* _WORK INSTRUCTIONS_:
Below are some records. How many of their lines contain the string "nRANGES"? Give the number only.

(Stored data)
---

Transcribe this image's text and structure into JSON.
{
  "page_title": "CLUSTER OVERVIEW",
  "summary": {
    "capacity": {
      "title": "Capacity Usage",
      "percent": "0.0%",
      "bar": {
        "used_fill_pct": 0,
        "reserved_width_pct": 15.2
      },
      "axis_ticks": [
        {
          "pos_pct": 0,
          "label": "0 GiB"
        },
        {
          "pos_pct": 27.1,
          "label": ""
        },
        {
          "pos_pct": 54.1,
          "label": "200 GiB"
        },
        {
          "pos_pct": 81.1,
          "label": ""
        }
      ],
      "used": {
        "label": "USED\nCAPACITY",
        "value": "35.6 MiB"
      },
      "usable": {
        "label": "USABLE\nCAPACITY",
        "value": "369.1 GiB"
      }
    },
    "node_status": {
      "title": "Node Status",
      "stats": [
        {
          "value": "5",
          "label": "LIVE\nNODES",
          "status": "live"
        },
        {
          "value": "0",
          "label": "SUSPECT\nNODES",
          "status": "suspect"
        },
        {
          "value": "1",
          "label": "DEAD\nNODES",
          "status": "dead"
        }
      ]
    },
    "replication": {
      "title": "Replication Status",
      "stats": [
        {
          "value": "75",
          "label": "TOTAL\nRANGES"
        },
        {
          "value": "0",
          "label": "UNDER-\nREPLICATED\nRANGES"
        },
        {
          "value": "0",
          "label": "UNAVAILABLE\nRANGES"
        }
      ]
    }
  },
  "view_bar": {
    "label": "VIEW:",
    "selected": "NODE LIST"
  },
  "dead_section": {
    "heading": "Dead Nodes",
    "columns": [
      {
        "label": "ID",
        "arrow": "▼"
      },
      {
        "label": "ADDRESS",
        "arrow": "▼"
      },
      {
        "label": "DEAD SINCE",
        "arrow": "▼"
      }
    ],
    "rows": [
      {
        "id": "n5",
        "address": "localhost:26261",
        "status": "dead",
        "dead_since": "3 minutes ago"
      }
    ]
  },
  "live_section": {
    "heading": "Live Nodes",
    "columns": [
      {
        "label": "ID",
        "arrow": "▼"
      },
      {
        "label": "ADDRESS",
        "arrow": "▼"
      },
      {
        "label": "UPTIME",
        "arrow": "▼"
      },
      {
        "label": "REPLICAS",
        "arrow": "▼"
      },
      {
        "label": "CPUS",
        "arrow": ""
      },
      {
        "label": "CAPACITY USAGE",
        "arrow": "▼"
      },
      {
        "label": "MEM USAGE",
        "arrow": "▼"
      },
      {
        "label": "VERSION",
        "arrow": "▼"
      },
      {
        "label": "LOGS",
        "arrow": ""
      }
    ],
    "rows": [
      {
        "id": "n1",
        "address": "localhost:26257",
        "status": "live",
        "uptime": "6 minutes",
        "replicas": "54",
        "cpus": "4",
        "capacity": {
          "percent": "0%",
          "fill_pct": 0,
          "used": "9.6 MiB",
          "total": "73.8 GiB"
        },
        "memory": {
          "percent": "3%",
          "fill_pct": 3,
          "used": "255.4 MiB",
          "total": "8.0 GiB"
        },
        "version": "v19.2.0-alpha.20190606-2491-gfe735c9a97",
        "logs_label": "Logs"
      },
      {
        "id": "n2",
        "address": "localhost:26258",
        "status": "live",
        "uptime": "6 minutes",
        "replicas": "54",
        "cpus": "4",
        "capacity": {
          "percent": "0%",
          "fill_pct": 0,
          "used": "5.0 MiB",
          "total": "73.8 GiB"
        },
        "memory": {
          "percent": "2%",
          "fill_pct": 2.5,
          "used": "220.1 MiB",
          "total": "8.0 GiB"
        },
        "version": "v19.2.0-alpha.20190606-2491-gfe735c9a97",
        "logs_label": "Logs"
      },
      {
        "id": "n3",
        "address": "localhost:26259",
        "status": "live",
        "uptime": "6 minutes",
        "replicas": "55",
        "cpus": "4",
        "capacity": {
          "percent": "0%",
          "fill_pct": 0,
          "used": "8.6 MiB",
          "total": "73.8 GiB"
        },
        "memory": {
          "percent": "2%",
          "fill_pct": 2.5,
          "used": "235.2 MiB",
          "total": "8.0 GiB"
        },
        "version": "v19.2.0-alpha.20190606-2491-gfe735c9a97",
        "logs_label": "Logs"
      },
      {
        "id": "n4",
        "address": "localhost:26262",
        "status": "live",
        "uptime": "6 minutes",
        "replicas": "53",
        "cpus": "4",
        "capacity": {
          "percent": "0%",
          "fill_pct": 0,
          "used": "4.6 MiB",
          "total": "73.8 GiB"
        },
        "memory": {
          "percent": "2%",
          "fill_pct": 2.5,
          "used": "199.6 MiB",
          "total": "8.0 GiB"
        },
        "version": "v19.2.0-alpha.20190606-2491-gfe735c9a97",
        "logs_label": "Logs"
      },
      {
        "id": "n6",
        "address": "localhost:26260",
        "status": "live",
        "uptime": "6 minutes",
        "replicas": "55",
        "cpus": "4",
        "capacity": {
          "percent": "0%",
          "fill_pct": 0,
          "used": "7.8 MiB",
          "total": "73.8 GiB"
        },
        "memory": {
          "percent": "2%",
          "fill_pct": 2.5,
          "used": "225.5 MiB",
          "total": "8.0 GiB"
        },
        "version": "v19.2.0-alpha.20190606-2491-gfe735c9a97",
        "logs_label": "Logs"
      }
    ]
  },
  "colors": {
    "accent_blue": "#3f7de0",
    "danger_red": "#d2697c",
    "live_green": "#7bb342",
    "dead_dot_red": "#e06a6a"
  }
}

---

* _RESULT OF THE TASK_:
3